* [Written request] Copy the data below exactly, omitting any picture it contains.
**** Material for the task ****
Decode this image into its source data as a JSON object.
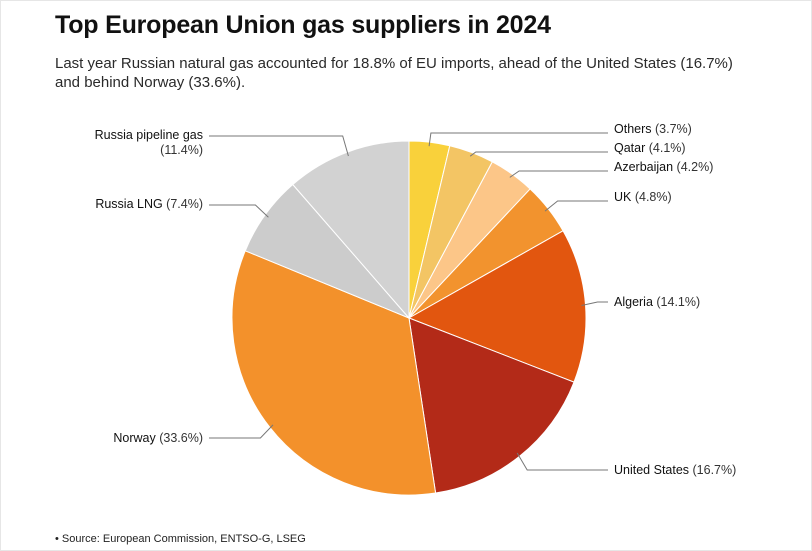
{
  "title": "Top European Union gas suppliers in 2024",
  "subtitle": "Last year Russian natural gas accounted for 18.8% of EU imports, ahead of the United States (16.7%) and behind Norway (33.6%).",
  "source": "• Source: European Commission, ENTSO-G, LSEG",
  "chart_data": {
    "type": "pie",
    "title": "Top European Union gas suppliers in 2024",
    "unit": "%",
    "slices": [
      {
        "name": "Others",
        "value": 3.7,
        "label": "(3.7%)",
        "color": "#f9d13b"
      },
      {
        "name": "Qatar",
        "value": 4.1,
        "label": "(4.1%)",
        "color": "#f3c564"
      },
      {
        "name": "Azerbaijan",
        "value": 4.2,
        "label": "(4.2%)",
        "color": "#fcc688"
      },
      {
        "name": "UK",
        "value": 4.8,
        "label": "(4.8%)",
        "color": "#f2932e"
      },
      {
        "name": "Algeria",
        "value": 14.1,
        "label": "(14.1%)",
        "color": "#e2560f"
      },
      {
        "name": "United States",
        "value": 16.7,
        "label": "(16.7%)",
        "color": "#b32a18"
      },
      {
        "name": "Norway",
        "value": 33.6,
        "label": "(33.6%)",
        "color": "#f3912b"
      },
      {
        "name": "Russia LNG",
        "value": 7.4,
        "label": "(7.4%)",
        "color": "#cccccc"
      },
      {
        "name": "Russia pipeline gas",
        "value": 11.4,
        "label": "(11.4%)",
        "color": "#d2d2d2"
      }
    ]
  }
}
****
* [Task result]
Decode this image into its source data as a JSON object.
{
  "title": "Top European Union gas suppliers in 2024",
  "subtitle": "Last year Russian natural gas accounted for 18.8% of EU imports, ahead of the United States (16.7%) and behind Norway (33.6%).",
  "source": "• Source: European Commission, ENTSO-G, LSEG",
  "chart_data": {
    "type": "pie",
    "title": "Top European Union gas suppliers in 2024",
    "unit": "%",
    "slices": [
      {
        "name": "Others",
        "value": 3.7,
        "label": "(3.7%)",
        "color": "#f9d13b"
      },
      {
        "name": "Qatar",
        "value": 4.1,
        "label": "(4.1%)",
        "color": "#f3c564"
      },
      {
        "name": "Azerbaijan",
        "value": 4.2,
        "label": "(4.2%)",
        "color": "#fcc688"
      },
      {
        "name": "UK",
        "value": 4.8,
        "label": "(4.8%)",
        "color": "#f2932e"
      },
      {
        "name": "Algeria",
        "value": 14.1,
        "label": "(14.1%)",
        "color": "#e2560f"
      },
      {
        "name": "United States",
        "value": 16.7,
        "label": "(16.7%)",
        "color": "#b32a18"
      },
      {
        "name": "Norway",
        "value": 33.6,
        "label": "(33.6%)",
        "color": "#f3912b"
      },
      {
        "name": "Russia LNG",
        "value": 7.4,
        "label": "(7.4%)",
        "color": "#cccccc"
      },
      {
        "name": "Russia pipeline gas",
        "value": 11.4,
        "label": "(11.4%)",
        "color": "#d2d2d2"
      }
    ]
  }
}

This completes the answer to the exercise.